WRITTEN PROBLEM:
Copy out, unchanged, the lines of the items below, from the first line through the line containing "chart-title-line1: queue displacement".
+--
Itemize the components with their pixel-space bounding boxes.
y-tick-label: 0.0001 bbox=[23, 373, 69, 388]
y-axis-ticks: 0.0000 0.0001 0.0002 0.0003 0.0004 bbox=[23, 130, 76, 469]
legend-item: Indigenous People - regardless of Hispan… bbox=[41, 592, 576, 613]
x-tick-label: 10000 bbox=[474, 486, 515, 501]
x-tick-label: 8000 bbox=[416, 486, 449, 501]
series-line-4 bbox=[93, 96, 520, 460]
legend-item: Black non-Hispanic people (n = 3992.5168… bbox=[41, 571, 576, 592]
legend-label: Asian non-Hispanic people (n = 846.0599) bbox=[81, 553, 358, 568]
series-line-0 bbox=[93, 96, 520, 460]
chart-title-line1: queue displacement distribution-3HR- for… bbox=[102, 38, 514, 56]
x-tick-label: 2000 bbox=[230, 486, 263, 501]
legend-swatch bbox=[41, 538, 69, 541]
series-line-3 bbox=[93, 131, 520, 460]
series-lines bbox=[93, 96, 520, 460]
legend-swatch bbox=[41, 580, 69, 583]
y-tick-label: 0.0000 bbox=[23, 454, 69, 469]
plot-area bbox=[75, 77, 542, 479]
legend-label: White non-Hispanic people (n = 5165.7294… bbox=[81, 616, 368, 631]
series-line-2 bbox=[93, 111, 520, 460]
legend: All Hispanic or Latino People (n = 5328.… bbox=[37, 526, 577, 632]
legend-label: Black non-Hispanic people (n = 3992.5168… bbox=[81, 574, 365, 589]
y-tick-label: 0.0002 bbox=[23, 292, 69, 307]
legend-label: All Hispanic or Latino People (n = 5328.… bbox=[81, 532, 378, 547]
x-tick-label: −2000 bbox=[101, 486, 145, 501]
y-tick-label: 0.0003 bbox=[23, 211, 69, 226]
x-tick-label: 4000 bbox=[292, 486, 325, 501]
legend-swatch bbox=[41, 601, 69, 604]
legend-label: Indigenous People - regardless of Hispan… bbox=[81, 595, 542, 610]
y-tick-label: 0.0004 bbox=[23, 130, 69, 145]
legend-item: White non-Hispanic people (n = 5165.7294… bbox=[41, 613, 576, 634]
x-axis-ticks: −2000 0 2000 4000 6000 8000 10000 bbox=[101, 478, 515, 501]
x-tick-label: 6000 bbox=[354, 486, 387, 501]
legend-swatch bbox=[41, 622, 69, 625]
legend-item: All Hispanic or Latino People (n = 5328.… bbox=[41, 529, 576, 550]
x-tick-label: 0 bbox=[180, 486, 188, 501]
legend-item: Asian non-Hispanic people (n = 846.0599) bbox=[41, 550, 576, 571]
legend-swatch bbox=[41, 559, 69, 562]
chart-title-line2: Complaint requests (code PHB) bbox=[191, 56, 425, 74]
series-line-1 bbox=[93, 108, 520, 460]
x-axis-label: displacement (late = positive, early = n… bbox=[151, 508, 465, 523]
+--
RESULT BELOW:
Itemize the components with their pixel-space bounding boxes.
y-tick-label: 0.0001 bbox=[23, 373, 69, 388]
y-axis-ticks: 0.0000 0.0001 0.0002 0.0003 0.0004 bbox=[23, 130, 76, 469]
legend-item: Indigenous People - regardless of Hispan… bbox=[41, 592, 576, 613]
x-tick-label: 10000 bbox=[474, 486, 515, 501]
x-tick-label: 8000 bbox=[416, 486, 449, 501]
series-line-4 bbox=[93, 96, 520, 460]
legend-item: Black non-Hispanic people (n = 3992.5168… bbox=[41, 571, 576, 592]
legend-label: Asian non-Hispanic people (n = 846.0599) bbox=[81, 553, 358, 568]
series-line-0 bbox=[93, 96, 520, 460]
chart-title-line1: queue displacement distribution-3HR- for… bbox=[102, 38, 514, 56]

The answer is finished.